+++ Data for this exercise

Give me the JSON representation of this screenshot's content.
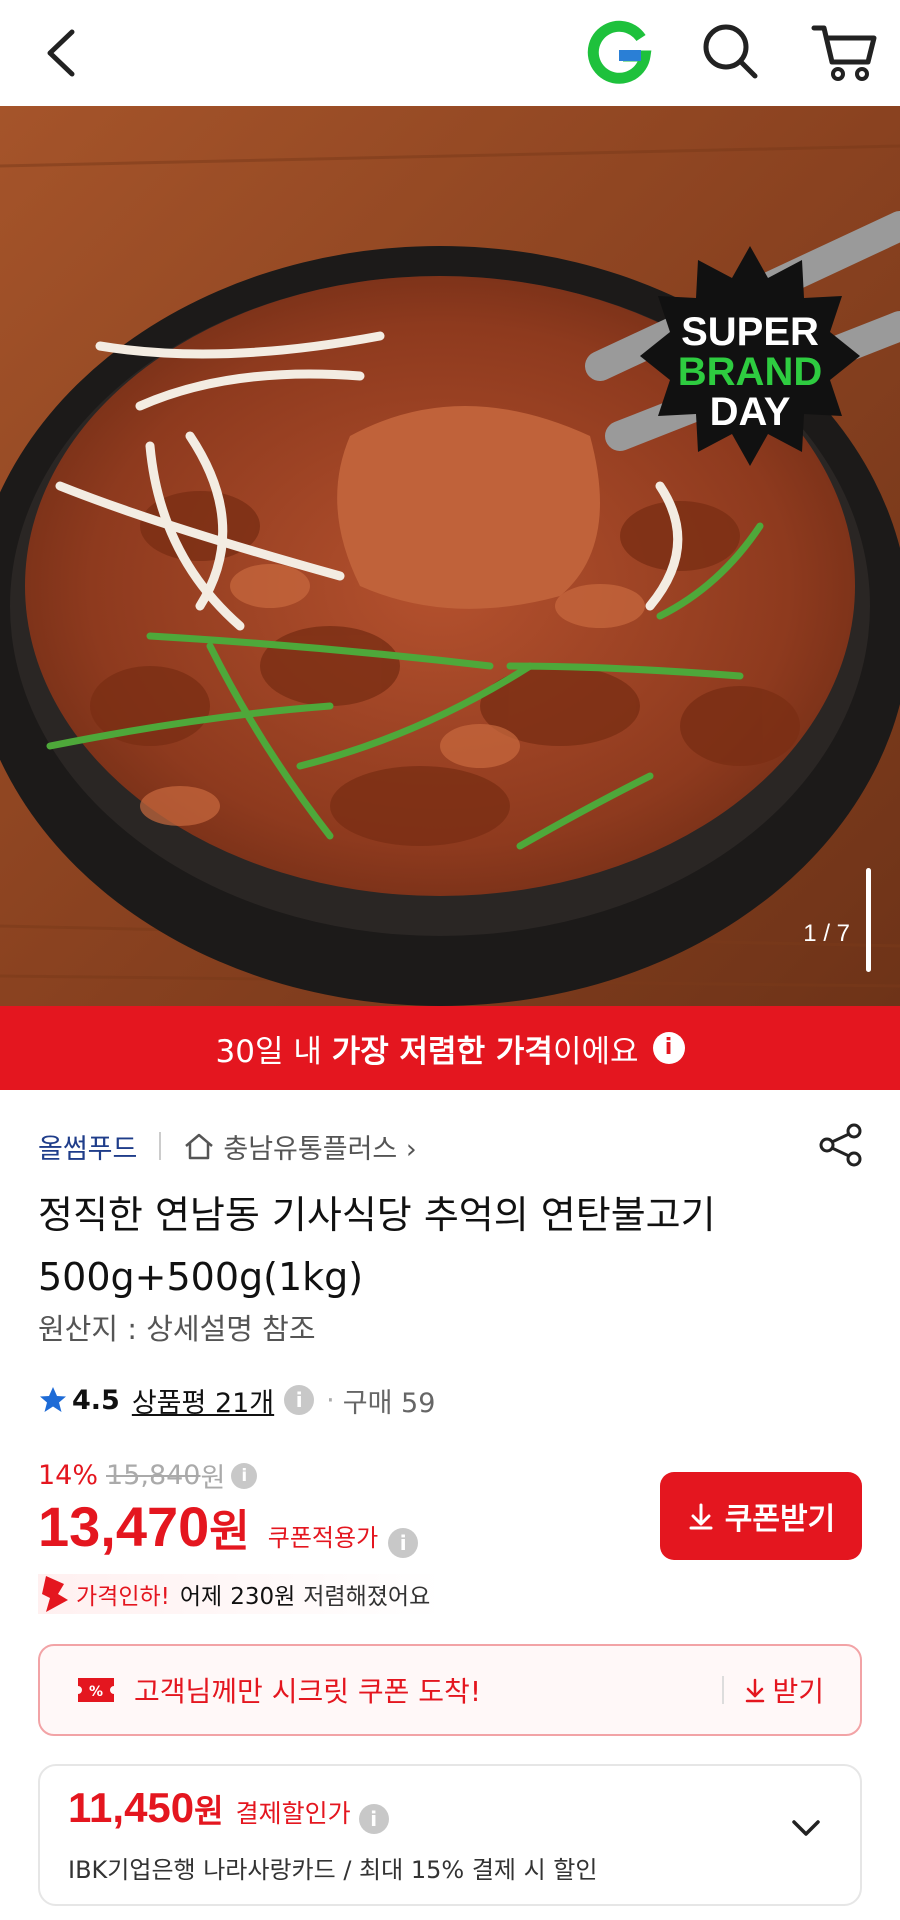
{
  "header": {
    "back_icon": "chevron-left-icon",
    "logo_icon": "g-logo-icon",
    "search_icon": "search-icon",
    "cart_icon": "cart-icon"
  },
  "hero": {
    "badge_line1": "SUPER",
    "badge_line2": "BRAND",
    "badge_line3": "DAY",
    "counter": "1 / 7"
  },
  "banner": {
    "pre": "30일 내 ",
    "bold": "가장 저렴한 가격",
    "post": "이에요",
    "info_glyph": "i"
  },
  "seller": {
    "brand": "올썸푸드",
    "store": "충남유통플러스",
    "store_arrow": "›"
  },
  "product": {
    "title": "정직한 연남동 기사식당 추억의 연탄불고기 500g+500g(1kg)",
    "origin": "원산지 : 상세설명 참조"
  },
  "rating": {
    "score": "4.5",
    "reviews": "상품평 21개",
    "purchases": "구매 59"
  },
  "pricing": {
    "discount_pct": "14%",
    "original_price": "15,840",
    "original_unit": "원",
    "price": "13,470",
    "price_unit": "원",
    "price_label": "쿠폰적용가",
    "coupon_button": "쿠폰받기",
    "drop_red": "가격인하!",
    "drop_mid": "어제",
    "drop_bold": "230원",
    "drop_tail": "저렴해졌어요"
  },
  "secret_coupon": {
    "text": "고객님께만 시크릿 쿠폰 도착!",
    "action": "받기"
  },
  "payment": {
    "price": "11,450",
    "unit": "원",
    "label": "결제할인가",
    "description": "IBK기업은행 나라사랑카드 / 최대 15% 결제 시 할인"
  },
  "colors": {
    "accent": "#e4161f",
    "brand_blue": "#1f3d8a",
    "badge_green": "#2ecc40"
  }
}
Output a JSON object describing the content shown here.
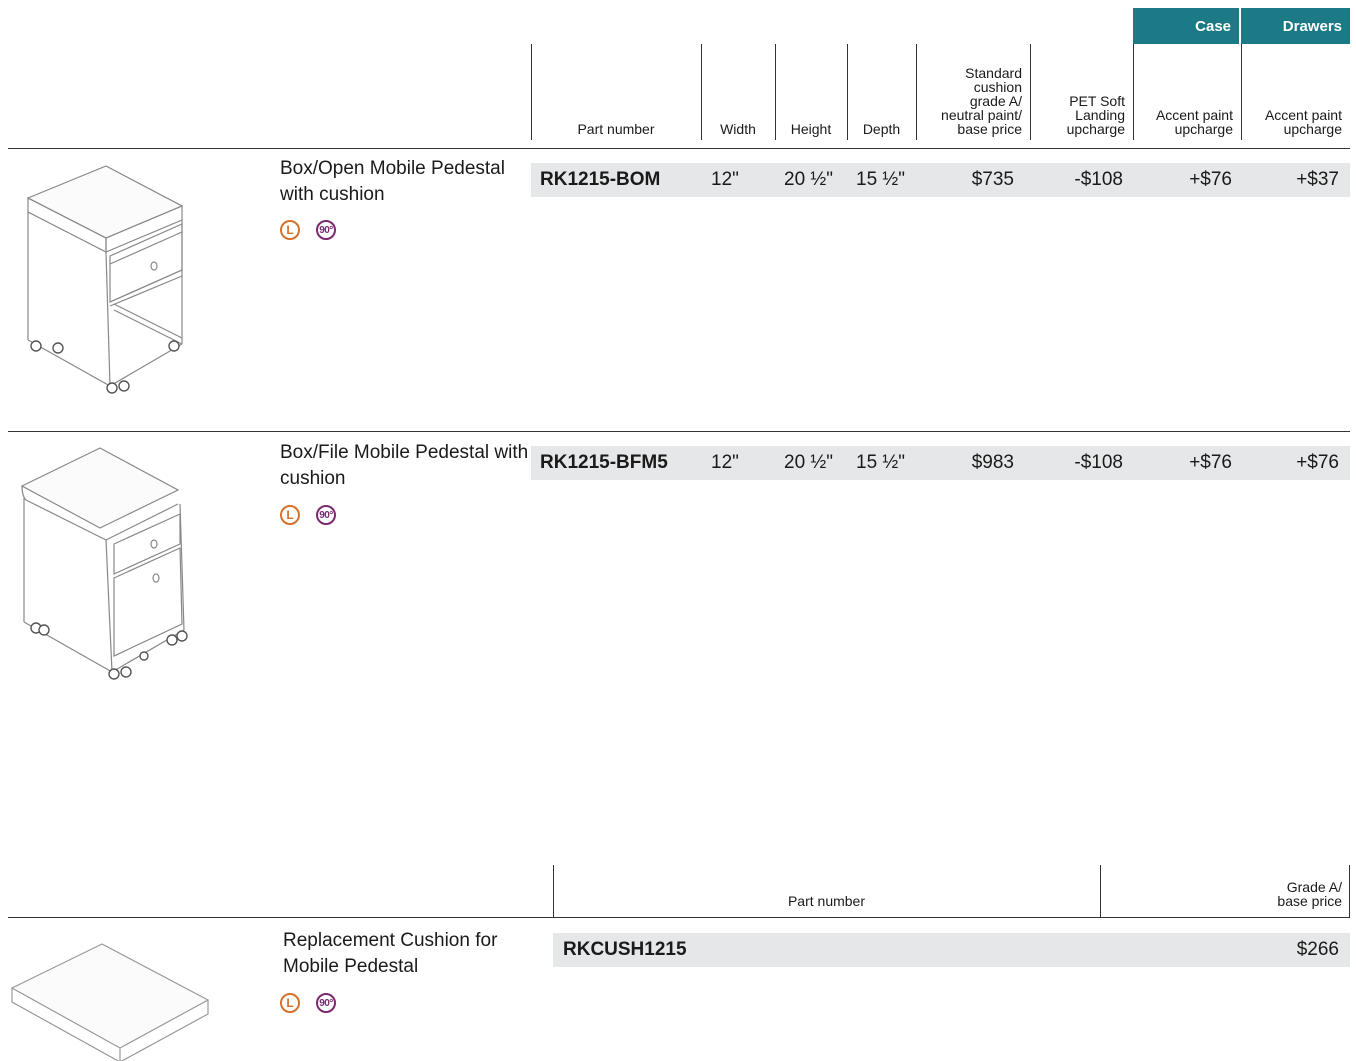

++++++

Output the records above exactly as they are, leaving out the pictures.

Give me the JSON representation of this screenshot's content.
{
  "header": {
    "back_icon": "chevron-left-icon",
    "logo_icon": "g-logo-icon",
    "search_icon": "search-icon",
    "cart_icon": "cart-icon"
  },
  "hero": {
    "badge_line1": "SUPER",
    "badge_line2": "BRAND",
    "badge_line3": "DAY",
    "counter": "1 / 7"
  },
  "banner": {
    "pre": "30일 내 ",
    "bold": "가장 저렴한 가격",
    "post": "이에요",
    "info_glyph": "i"
  },
  "seller": {
    "brand": "올썸푸드",
    "store": "충남유통플러스",
    "store_arrow": "›"
  },
  "product": {
    "title": "정직한 연남동 기사식당 추억의 연탄불고기 500g+500g(1kg)",
    "origin": "원산지 : 상세설명 참조"
  },
  "rating": {
    "score": "4.5",
    "reviews": "상품평 21개",
    "purchases": "구매 59"
  },
  "pricing": {
    "discount_pct": "14%",
    "original_price": "15,840",
    "original_unit": "원",
    "price": "13,470",
    "price_unit": "원",
    "price_label": "쿠폰적용가",
    "coupon_button": "쿠폰받기",
    "drop_red": "가격인하!",
    "drop_mid": "어제",
    "drop_bold": "230원",
    "drop_tail": "저렴해졌어요"
  },
  "secret_coupon": {
    "text": "고객님께만 시크릿 쿠폰 도착!",
    "action": "받기"
  },
  "payment": {
    "price": "11,450",
    "unit": "원",
    "label": "결제할인가",
    "description": "IBK기업은행 나라사랑카드 / 최대 15% 결제 시 할인"
  },
  "colors": {
    "accent": "#e4161f",
    "brand_blue": "#1f3d8a",
    "badge_green": "#2ecc40"
  }
}
Output a JSON object describing the content shown here.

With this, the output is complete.